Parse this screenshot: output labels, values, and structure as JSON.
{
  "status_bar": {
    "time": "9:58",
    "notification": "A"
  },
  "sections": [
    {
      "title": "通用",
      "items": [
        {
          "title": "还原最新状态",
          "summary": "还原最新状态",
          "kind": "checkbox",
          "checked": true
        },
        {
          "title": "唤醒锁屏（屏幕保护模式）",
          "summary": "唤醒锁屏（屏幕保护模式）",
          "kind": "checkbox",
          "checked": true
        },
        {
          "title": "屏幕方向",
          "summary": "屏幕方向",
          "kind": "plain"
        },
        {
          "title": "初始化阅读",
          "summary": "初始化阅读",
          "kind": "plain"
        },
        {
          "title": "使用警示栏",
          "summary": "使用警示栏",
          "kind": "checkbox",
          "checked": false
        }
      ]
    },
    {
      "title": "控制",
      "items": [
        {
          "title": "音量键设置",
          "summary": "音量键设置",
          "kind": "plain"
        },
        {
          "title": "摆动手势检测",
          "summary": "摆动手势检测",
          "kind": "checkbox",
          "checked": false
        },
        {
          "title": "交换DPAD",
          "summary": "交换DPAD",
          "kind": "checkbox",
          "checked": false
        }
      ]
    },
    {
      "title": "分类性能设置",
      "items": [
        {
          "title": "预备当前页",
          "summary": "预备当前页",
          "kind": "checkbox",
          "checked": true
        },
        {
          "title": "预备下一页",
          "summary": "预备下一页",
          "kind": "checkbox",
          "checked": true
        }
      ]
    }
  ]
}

# # # # #

OBJECTIVE> Return each line of the records above exactly as it reads.

RESPONSE TO THIS TASK>
Parse this screenshot: output labels, values, and structure as JSON.
{
  "status_bar": {
    "time": "9:58",
    "notification": "A"
  },
  "sections": [
    {
      "title": "通用",
      "items": [
        {
          "title": "还原最新状态",
          "summary": "还原最新状态",
          "kind": "checkbox",
          "checked": true
        },
        {
          "title": "唤醒锁屏（屏幕保护模式）",
          "summary": "唤醒锁屏（屏幕保护模式）",
          "kind": "checkbox",
          "checked": true
        },
        {
          "title": "屏幕方向",
          "summary": "屏幕方向",
          "kind": "plain"
        },
        {
          "title": "初始化阅读",
          "summary": "初始化阅读",
          "kind": "plain"
        },
        {
          "title": "使用警示栏",
          "summary": "使用警示栏",
          "kind": "checkbox",
          "checked": false
        }
      ]
    },
    {
      "title": "控制",
      "items": [
        {
          "title": "音量键设置",
          "summary": "音量键设置",
          "kind": "plain"
        },
        {
          "title": "摆动手势检测",
          "summary": "摆动手势检测",
          "kind": "checkbox",
          "checked": false
        },
        {
          "title": "交换DPAD",
          "summary": "交换DPAD",
          "kind": "checkbox",
          "checked": false
        }
      ]
    },
    {
      "title": "分类性能设置",
      "items": [
        {
          "title": "预备当前页",
          "summary": "预备当前页",
          "kind": "checkbox",
          "checked": true
        },
        {
          "title": "预备下一页",
          "summary": "预备下一页",
          "kind": "checkbox",
          "checked": true
        }
      ]
    }
  ]
}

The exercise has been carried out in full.